Task objective >> Where a line holds the word "color", copy that line.

Data entries for graphics:
= = = = =

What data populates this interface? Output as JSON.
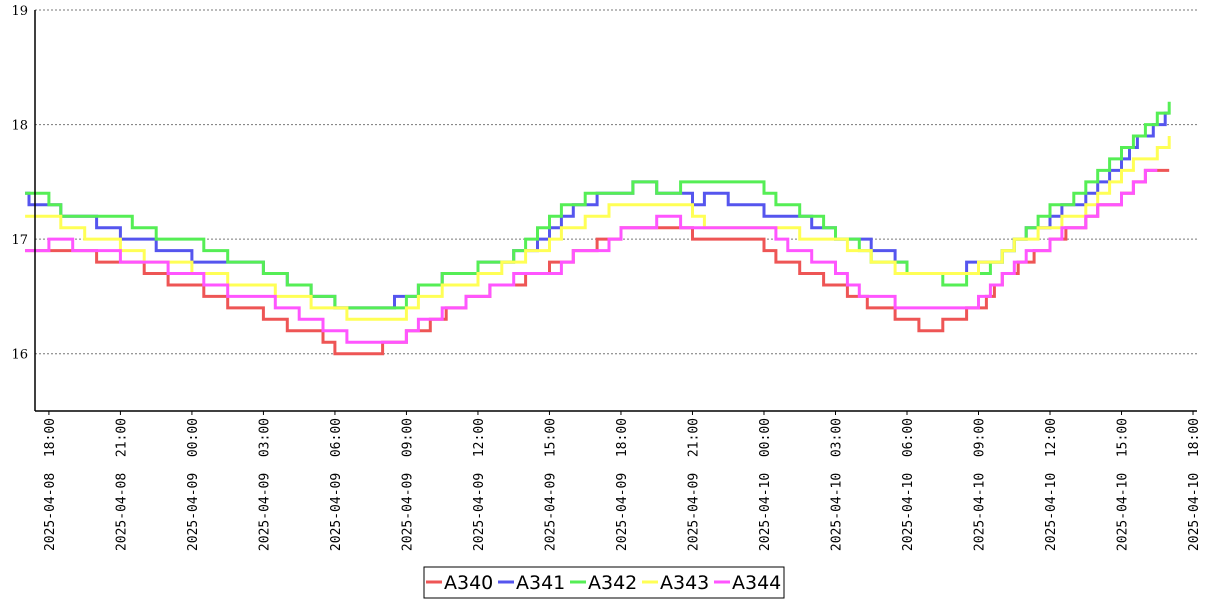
{
  "chart_data": {
    "type": "line",
    "title": "",
    "xlabel": "",
    "ylabel": "",
    "x_unit": "hour",
    "x_start": "2025-04-08 17:00",
    "x_end": "2025-04-10 17:00",
    "x_ticks": [
      "2025-04-08 18:00",
      "2025-04-08 21:00",
      "2025-04-09 00:00",
      "2025-04-09 03:00",
      "2025-04-09 06:00",
      "2025-04-09 09:00",
      "2025-04-09 12:00",
      "2025-04-09 15:00",
      "2025-04-09 18:00",
      "2025-04-09 21:00",
      "2025-04-10 00:00",
      "2025-04-10 03:00",
      "2025-04-10 06:00",
      "2025-04-10 09:00",
      "2025-04-10 12:00",
      "2025-04-10 15:00",
      "2025-04-10 18:00"
    ],
    "y_ticks": [
      "16",
      "17",
      "18",
      "19"
    ],
    "ylim": [
      15.5,
      19
    ],
    "xlim": [
      "2025-04-08 17:25",
      "2025-04-10 18:10"
    ],
    "grid": "horizontal dotted",
    "legend_placement": "bottom-center",
    "series": [
      {
        "name": "A340",
        "color": "#ee5555",
        "points": [
          [
            "2025-04-08 17:00",
            16.9
          ],
          [
            "2025-04-08 19:00",
            16.9
          ],
          [
            "2025-04-08 20:00",
            16.8
          ],
          [
            "2025-04-08 22:00",
            16.7
          ],
          [
            "2025-04-08 23:00",
            16.6
          ],
          [
            "2025-04-09 00:30",
            16.5
          ],
          [
            "2025-04-09 01:30",
            16.4
          ],
          [
            "2025-04-09 03:00",
            16.3
          ],
          [
            "2025-04-09 04:00",
            16.2
          ],
          [
            "2025-04-09 05:30",
            16.1
          ],
          [
            "2025-04-09 06:00",
            16.0
          ],
          [
            "2025-04-09 08:00",
            16.1
          ],
          [
            "2025-04-09 09:00",
            16.2
          ],
          [
            "2025-04-09 10:00",
            16.3
          ],
          [
            "2025-04-09 10:40",
            16.4
          ],
          [
            "2025-04-09 11:30",
            16.5
          ],
          [
            "2025-04-09 12:30",
            16.6
          ],
          [
            "2025-04-09 14:00",
            16.7
          ],
          [
            "2025-04-09 15:00",
            16.8
          ],
          [
            "2025-04-09 16:00",
            16.9
          ],
          [
            "2025-04-09 17:00",
            17.0
          ],
          [
            "2025-04-09 18:00",
            17.1
          ],
          [
            "2025-04-09 20:00",
            17.1
          ],
          [
            "2025-04-09 21:00",
            17.0
          ],
          [
            "2025-04-09 23:30",
            17.0
          ],
          [
            "2025-04-10 00:00",
            16.9
          ],
          [
            "2025-04-10 00:30",
            16.8
          ],
          [
            "2025-04-10 01:30",
            16.7
          ],
          [
            "2025-04-10 02:30",
            16.6
          ],
          [
            "2025-04-10 03:30",
            16.5
          ],
          [
            "2025-04-10 04:20",
            16.4
          ],
          [
            "2025-04-10 05:30",
            16.3
          ],
          [
            "2025-04-10 06:30",
            16.2
          ],
          [
            "2025-04-10 07:30",
            16.3
          ],
          [
            "2025-04-10 08:30",
            16.4
          ],
          [
            "2025-04-10 09:20",
            16.5
          ],
          [
            "2025-04-10 09:40",
            16.6
          ],
          [
            "2025-04-10 10:00",
            16.7
          ],
          [
            "2025-04-10 10:40",
            16.8
          ],
          [
            "2025-04-10 11:20",
            16.9
          ],
          [
            "2025-04-10 12:00",
            17.0
          ],
          [
            "2025-04-10 12:40",
            17.1
          ],
          [
            "2025-04-10 13:30",
            17.2
          ],
          [
            "2025-04-10 14:00",
            17.3
          ],
          [
            "2025-04-10 15:00",
            17.4
          ],
          [
            "2025-04-10 15:30",
            17.5
          ],
          [
            "2025-04-10 16:00",
            17.6
          ],
          [
            "2025-04-10 17:00",
            17.6
          ]
        ]
      },
      {
        "name": "A341",
        "color": "#5555ee",
        "points": [
          [
            "2025-04-08 17:00",
            17.4
          ],
          [
            "2025-04-08 17:10",
            17.3
          ],
          [
            "2025-04-08 18:30",
            17.2
          ],
          [
            "2025-04-08 20:00",
            17.1
          ],
          [
            "2025-04-08 21:00",
            17.0
          ],
          [
            "2025-04-08 22:30",
            16.9
          ],
          [
            "2025-04-09 00:00",
            16.8
          ],
          [
            "2025-04-09 03:00",
            16.7
          ],
          [
            "2025-04-09 04:00",
            16.6
          ],
          [
            "2025-04-09 05:00",
            16.5
          ],
          [
            "2025-04-09 06:00",
            16.4
          ],
          [
            "2025-04-09 08:30",
            16.5
          ],
          [
            "2025-04-09 09:30",
            16.6
          ],
          [
            "2025-04-09 10:30",
            16.7
          ],
          [
            "2025-04-09 12:00",
            16.8
          ],
          [
            "2025-04-09 13:30",
            16.9
          ],
          [
            "2025-04-09 14:30",
            17.0
          ],
          [
            "2025-04-09 15:00",
            17.1
          ],
          [
            "2025-04-09 15:30",
            17.2
          ],
          [
            "2025-04-09 16:00",
            17.3
          ],
          [
            "2025-04-09 17:00",
            17.4
          ],
          [
            "2025-04-09 18:30",
            17.5
          ],
          [
            "2025-04-09 19:30",
            17.4
          ],
          [
            "2025-04-09 21:00",
            17.3
          ],
          [
            "2025-04-09 21:30",
            17.4
          ],
          [
            "2025-04-09 22:30",
            17.3
          ],
          [
            "2025-04-10 00:00",
            17.2
          ],
          [
            "2025-04-10 02:00",
            17.1
          ],
          [
            "2025-04-10 03:00",
            17.0
          ],
          [
            "2025-04-10 04:30",
            16.9
          ],
          [
            "2025-04-10 05:30",
            16.8
          ],
          [
            "2025-04-10 06:00",
            16.7
          ],
          [
            "2025-04-10 08:30",
            16.8
          ],
          [
            "2025-04-10 10:00",
            16.9
          ],
          [
            "2025-04-10 10:30",
            17.0
          ],
          [
            "2025-04-10 11:00",
            17.1
          ],
          [
            "2025-04-10 12:00",
            17.2
          ],
          [
            "2025-04-10 12:30",
            17.3
          ],
          [
            "2025-04-10 13:30",
            17.4
          ],
          [
            "2025-04-10 14:00",
            17.5
          ],
          [
            "2025-04-10 14:30",
            17.6
          ],
          [
            "2025-04-10 15:00",
            17.7
          ],
          [
            "2025-04-10 15:20",
            17.8
          ],
          [
            "2025-04-10 15:40",
            17.9
          ],
          [
            "2025-04-10 16:20",
            18.0
          ],
          [
            "2025-04-10 16:50",
            18.1
          ],
          [
            "2025-04-10 17:00",
            18.1
          ]
        ]
      },
      {
        "name": "A342",
        "color": "#55ee55",
        "points": [
          [
            "2025-04-08 17:00",
            17.4
          ],
          [
            "2025-04-08 18:00",
            17.3
          ],
          [
            "2025-04-08 18:30",
            17.2
          ],
          [
            "2025-04-08 21:30",
            17.1
          ],
          [
            "2025-04-08 22:30",
            17.0
          ],
          [
            "2025-04-09 00:30",
            16.9
          ],
          [
            "2025-04-09 01:30",
            16.8
          ],
          [
            "2025-04-09 03:00",
            16.7
          ],
          [
            "2025-04-09 04:00",
            16.6
          ],
          [
            "2025-04-09 05:00",
            16.5
          ],
          [
            "2025-04-09 06:00",
            16.4
          ],
          [
            "2025-04-09 09:00",
            16.5
          ],
          [
            "2025-04-09 09:30",
            16.6
          ],
          [
            "2025-04-09 10:30",
            16.7
          ],
          [
            "2025-04-09 12:00",
            16.8
          ],
          [
            "2025-04-09 13:30",
            16.9
          ],
          [
            "2025-04-09 14:00",
            17.0
          ],
          [
            "2025-04-09 14:30",
            17.1
          ],
          [
            "2025-04-09 15:00",
            17.2
          ],
          [
            "2025-04-09 15:30",
            17.3
          ],
          [
            "2025-04-09 16:30",
            17.4
          ],
          [
            "2025-04-09 18:30",
            17.5
          ],
          [
            "2025-04-09 19:30",
            17.4
          ],
          [
            "2025-04-09 20:30",
            17.5
          ],
          [
            "2025-04-10 00:00",
            17.4
          ],
          [
            "2025-04-10 00:30",
            17.3
          ],
          [
            "2025-04-10 01:30",
            17.2
          ],
          [
            "2025-04-10 02:30",
            17.1
          ],
          [
            "2025-04-10 03:00",
            17.0
          ],
          [
            "2025-04-10 04:00",
            16.9
          ],
          [
            "2025-04-10 04:30",
            16.8
          ],
          [
            "2025-04-10 06:00",
            16.7
          ],
          [
            "2025-04-10 07:30",
            16.6
          ],
          [
            "2025-04-10 08:30",
            16.7
          ],
          [
            "2025-04-10 09:30",
            16.8
          ],
          [
            "2025-04-10 10:00",
            16.9
          ],
          [
            "2025-04-10 10:30",
            17.0
          ],
          [
            "2025-04-10 11:00",
            17.1
          ],
          [
            "2025-04-10 11:30",
            17.2
          ],
          [
            "2025-04-10 12:00",
            17.3
          ],
          [
            "2025-04-10 13:00",
            17.4
          ],
          [
            "2025-04-10 13:30",
            17.5
          ],
          [
            "2025-04-10 14:00",
            17.6
          ],
          [
            "2025-04-10 14:30",
            17.7
          ],
          [
            "2025-04-10 15:00",
            17.8
          ],
          [
            "2025-04-10 15:30",
            17.9
          ],
          [
            "2025-04-10 16:00",
            18.0
          ],
          [
            "2025-04-10 16:30",
            18.1
          ],
          [
            "2025-04-10 17:00",
            18.2
          ]
        ]
      },
      {
        "name": "A343",
        "color": "#ffff55",
        "points": [
          [
            "2025-04-08 17:00",
            17.2
          ],
          [
            "2025-04-08 18:30",
            17.1
          ],
          [
            "2025-04-08 19:30",
            17.0
          ],
          [
            "2025-04-08 21:00",
            16.9
          ],
          [
            "2025-04-08 22:00",
            16.8
          ],
          [
            "2025-04-09 00:00",
            16.7
          ],
          [
            "2025-04-09 01:30",
            16.6
          ],
          [
            "2025-04-09 03:30",
            16.5
          ],
          [
            "2025-04-09 05:00",
            16.4
          ],
          [
            "2025-04-09 06:30",
            16.3
          ],
          [
            "2025-04-09 09:00",
            16.4
          ],
          [
            "2025-04-09 09:30",
            16.5
          ],
          [
            "2025-04-09 10:30",
            16.6
          ],
          [
            "2025-04-09 12:00",
            16.7
          ],
          [
            "2025-04-09 13:00",
            16.8
          ],
          [
            "2025-04-09 14:00",
            16.9
          ],
          [
            "2025-04-09 15:00",
            17.0
          ],
          [
            "2025-04-09 15:30",
            17.1
          ],
          [
            "2025-04-09 16:30",
            17.2
          ],
          [
            "2025-04-09 17:30",
            17.3
          ],
          [
            "2025-04-09 21:00",
            17.2
          ],
          [
            "2025-04-09 21:30",
            17.1
          ],
          [
            "2025-04-10 01:30",
            17.0
          ],
          [
            "2025-04-10 03:30",
            16.9
          ],
          [
            "2025-04-10 04:30",
            16.8
          ],
          [
            "2025-04-10 05:30",
            16.7
          ],
          [
            "2025-04-10 09:00",
            16.8
          ],
          [
            "2025-04-10 10:00",
            16.9
          ],
          [
            "2025-04-10 10:30",
            17.0
          ],
          [
            "2025-04-10 11:30",
            17.1
          ],
          [
            "2025-04-10 12:30",
            17.2
          ],
          [
            "2025-04-10 13:30",
            17.3
          ],
          [
            "2025-04-10 14:00",
            17.4
          ],
          [
            "2025-04-10 14:30",
            17.5
          ],
          [
            "2025-04-10 15:00",
            17.6
          ],
          [
            "2025-04-10 15:30",
            17.7
          ],
          [
            "2025-04-10 16:30",
            17.8
          ],
          [
            "2025-04-10 17:00",
            17.9
          ]
        ]
      },
      {
        "name": "A344",
        "color": "#ff55ff",
        "points": [
          [
            "2025-04-08 17:00",
            16.9
          ],
          [
            "2025-04-08 18:00",
            17.0
          ],
          [
            "2025-04-08 19:00",
            16.9
          ],
          [
            "2025-04-08 21:00",
            16.8
          ],
          [
            "2025-04-08 23:00",
            16.7
          ],
          [
            "2025-04-09 00:30",
            16.6
          ],
          [
            "2025-04-09 01:30",
            16.5
          ],
          [
            "2025-04-09 03:30",
            16.4
          ],
          [
            "2025-04-09 04:30",
            16.3
          ],
          [
            "2025-04-09 05:30",
            16.2
          ],
          [
            "2025-04-09 06:30",
            16.1
          ],
          [
            "2025-04-09 09:00",
            16.2
          ],
          [
            "2025-04-09 09:30",
            16.3
          ],
          [
            "2025-04-09 10:30",
            16.4
          ],
          [
            "2025-04-09 11:30",
            16.5
          ],
          [
            "2025-04-09 12:30",
            16.6
          ],
          [
            "2025-04-09 13:30",
            16.7
          ],
          [
            "2025-04-09 15:30",
            16.8
          ],
          [
            "2025-04-09 16:00",
            16.9
          ],
          [
            "2025-04-09 17:30",
            17.0
          ],
          [
            "2025-04-09 18:00",
            17.1
          ],
          [
            "2025-04-09 19:30",
            17.2
          ],
          [
            "2025-04-09 20:30",
            17.1
          ],
          [
            "2025-04-10 00:30",
            17.0
          ],
          [
            "2025-04-10 01:00",
            16.9
          ],
          [
            "2025-04-10 02:00",
            16.8
          ],
          [
            "2025-04-10 03:00",
            16.7
          ],
          [
            "2025-04-10 03:30",
            16.6
          ],
          [
            "2025-04-10 04:00",
            16.5
          ],
          [
            "2025-04-10 05:30",
            16.4
          ],
          [
            "2025-04-10 09:00",
            16.5
          ],
          [
            "2025-04-10 09:30",
            16.6
          ],
          [
            "2025-04-10 10:00",
            16.7
          ],
          [
            "2025-04-10 10:30",
            16.8
          ],
          [
            "2025-04-10 11:00",
            16.9
          ],
          [
            "2025-04-10 12:00",
            17.0
          ],
          [
            "2025-04-10 12:30",
            17.1
          ],
          [
            "2025-04-10 13:30",
            17.2
          ],
          [
            "2025-04-10 14:00",
            17.3
          ],
          [
            "2025-04-10 15:00",
            17.4
          ],
          [
            "2025-04-10 15:30",
            17.5
          ],
          [
            "2025-04-10 16:00",
            17.6
          ],
          [
            "2025-04-10 16:30",
            17.6
          ]
        ]
      }
    ]
  }
}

= = = = =

Response >>
        "color": "#ee5555",
        "color": "#5555ee",
        "color": "#55ee55",
        "color": "#ffff55",
        "color": "#ff55ff",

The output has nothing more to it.